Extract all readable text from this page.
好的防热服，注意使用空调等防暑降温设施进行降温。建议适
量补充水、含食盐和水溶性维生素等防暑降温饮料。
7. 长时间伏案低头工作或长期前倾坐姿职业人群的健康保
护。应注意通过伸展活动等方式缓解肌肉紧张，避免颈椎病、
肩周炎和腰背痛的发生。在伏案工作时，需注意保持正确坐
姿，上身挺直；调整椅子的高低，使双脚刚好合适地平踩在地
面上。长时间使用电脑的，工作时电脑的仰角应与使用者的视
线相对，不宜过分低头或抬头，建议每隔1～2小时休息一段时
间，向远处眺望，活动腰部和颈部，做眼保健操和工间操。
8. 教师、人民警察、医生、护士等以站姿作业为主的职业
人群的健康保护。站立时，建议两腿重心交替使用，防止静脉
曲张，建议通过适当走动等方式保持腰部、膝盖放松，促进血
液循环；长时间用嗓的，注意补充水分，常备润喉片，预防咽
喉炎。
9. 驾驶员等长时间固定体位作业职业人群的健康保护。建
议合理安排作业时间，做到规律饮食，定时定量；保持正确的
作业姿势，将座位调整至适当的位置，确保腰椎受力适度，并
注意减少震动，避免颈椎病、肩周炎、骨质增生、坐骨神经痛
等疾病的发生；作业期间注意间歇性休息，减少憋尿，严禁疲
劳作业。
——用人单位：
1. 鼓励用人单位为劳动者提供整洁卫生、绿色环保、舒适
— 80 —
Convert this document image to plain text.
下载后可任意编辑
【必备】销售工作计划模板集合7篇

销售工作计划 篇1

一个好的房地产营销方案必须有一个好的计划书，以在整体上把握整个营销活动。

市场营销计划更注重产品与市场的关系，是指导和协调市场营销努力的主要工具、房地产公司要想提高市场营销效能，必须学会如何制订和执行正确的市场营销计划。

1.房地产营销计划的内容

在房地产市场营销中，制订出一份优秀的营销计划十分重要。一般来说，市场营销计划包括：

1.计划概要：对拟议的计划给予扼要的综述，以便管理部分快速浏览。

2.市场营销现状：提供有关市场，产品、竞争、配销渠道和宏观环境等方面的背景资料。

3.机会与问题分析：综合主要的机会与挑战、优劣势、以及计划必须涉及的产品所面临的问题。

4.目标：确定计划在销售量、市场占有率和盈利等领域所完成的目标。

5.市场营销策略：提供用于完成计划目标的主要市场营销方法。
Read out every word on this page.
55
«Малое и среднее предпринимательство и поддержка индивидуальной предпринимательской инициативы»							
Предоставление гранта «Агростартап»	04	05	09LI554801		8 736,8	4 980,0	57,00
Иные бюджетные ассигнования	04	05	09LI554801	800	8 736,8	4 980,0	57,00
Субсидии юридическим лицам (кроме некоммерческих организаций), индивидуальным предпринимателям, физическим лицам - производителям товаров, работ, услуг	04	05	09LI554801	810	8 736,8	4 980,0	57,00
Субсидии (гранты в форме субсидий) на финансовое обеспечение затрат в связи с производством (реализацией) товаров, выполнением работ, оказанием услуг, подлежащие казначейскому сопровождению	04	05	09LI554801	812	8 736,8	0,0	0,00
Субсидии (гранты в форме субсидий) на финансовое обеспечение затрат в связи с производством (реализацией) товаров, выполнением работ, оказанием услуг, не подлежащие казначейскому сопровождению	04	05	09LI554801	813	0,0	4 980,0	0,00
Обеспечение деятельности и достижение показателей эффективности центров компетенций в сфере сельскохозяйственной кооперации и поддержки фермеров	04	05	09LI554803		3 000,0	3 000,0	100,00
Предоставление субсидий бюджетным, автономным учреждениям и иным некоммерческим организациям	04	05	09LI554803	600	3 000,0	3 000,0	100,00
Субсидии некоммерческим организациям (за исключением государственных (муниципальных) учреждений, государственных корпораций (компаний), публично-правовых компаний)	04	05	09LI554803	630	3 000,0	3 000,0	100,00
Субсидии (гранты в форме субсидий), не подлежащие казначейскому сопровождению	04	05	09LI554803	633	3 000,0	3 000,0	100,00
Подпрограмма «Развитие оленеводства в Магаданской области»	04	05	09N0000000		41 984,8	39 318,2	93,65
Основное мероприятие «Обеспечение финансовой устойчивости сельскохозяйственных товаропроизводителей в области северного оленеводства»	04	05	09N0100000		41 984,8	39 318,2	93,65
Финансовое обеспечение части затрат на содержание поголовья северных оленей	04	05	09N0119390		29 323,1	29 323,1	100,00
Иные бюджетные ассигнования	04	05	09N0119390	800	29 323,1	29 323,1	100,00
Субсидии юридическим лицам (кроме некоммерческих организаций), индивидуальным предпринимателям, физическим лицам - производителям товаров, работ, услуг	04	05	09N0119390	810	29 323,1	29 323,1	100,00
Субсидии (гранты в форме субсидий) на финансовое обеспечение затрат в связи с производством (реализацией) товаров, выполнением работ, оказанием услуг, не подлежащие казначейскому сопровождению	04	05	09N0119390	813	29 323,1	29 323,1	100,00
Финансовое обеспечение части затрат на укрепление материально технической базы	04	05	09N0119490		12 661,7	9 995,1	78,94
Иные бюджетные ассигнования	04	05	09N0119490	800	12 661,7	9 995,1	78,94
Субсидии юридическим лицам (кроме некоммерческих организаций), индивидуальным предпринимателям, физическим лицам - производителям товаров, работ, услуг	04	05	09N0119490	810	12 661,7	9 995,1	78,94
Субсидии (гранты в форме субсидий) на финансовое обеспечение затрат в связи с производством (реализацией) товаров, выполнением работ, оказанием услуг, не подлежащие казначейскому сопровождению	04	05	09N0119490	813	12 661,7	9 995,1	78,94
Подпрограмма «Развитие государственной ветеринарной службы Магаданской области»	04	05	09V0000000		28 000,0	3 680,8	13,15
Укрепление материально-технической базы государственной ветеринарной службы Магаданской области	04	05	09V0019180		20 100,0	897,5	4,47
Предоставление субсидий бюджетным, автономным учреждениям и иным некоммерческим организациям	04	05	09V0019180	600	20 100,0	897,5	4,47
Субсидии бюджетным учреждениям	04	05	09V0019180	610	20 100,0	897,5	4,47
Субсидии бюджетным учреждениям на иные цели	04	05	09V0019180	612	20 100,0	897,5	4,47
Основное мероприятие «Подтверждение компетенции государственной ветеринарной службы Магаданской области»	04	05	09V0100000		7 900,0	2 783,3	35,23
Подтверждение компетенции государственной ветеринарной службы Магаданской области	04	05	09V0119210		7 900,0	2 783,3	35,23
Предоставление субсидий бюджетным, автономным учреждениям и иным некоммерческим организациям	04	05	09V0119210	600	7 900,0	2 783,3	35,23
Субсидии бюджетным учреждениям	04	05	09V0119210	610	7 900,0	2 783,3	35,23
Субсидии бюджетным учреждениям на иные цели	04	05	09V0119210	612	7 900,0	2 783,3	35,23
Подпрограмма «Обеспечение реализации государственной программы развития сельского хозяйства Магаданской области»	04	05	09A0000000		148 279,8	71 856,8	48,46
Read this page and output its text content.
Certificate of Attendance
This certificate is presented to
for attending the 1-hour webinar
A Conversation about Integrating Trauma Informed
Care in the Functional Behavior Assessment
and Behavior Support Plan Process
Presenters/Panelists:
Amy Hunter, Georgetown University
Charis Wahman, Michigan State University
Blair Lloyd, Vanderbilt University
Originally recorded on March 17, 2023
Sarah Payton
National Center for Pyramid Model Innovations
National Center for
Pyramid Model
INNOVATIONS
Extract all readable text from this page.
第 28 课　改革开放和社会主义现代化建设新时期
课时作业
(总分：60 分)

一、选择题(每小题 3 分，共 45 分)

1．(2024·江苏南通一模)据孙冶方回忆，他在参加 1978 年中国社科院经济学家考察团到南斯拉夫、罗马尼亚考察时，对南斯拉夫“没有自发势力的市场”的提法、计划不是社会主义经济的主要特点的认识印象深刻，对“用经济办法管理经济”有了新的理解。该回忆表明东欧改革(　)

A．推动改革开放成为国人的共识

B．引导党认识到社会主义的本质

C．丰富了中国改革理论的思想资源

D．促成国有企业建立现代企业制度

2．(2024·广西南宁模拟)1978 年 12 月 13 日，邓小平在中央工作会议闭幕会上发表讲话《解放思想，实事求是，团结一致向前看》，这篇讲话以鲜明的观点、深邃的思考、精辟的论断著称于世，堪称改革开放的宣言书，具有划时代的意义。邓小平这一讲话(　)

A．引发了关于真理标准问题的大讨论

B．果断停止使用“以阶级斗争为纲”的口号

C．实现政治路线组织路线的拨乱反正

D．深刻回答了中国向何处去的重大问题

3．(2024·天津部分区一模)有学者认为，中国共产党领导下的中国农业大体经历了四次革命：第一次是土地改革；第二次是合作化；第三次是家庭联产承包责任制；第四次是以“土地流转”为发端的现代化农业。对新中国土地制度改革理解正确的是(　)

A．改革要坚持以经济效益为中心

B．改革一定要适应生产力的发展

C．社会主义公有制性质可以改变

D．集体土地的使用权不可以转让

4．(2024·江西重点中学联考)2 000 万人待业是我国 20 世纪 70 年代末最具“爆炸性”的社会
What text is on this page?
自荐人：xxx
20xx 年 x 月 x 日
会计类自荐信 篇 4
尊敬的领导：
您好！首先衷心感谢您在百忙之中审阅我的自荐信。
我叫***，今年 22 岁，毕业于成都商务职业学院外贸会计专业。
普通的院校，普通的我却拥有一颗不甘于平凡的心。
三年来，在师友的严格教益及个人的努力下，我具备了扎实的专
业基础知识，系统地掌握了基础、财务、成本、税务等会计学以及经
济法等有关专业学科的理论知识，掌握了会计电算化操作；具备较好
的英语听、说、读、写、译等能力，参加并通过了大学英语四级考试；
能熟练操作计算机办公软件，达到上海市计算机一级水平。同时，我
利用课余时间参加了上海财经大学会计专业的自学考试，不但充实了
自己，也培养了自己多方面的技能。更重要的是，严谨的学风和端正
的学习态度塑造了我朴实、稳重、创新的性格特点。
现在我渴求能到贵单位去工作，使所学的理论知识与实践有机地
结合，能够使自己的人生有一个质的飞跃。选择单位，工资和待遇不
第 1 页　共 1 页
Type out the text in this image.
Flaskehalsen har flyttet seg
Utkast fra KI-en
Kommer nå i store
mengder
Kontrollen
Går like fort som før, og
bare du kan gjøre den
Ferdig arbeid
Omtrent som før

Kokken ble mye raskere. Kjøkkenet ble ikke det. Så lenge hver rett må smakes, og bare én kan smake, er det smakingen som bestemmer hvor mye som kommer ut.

● **What to work on**
Copy every single line of the material above that holds "page".

● **Answer to the task**
Extract all readable text from this page.
Read out every word on this page.
Read this page and output its text content.
Extract all readable text from this page.
What text is on this page?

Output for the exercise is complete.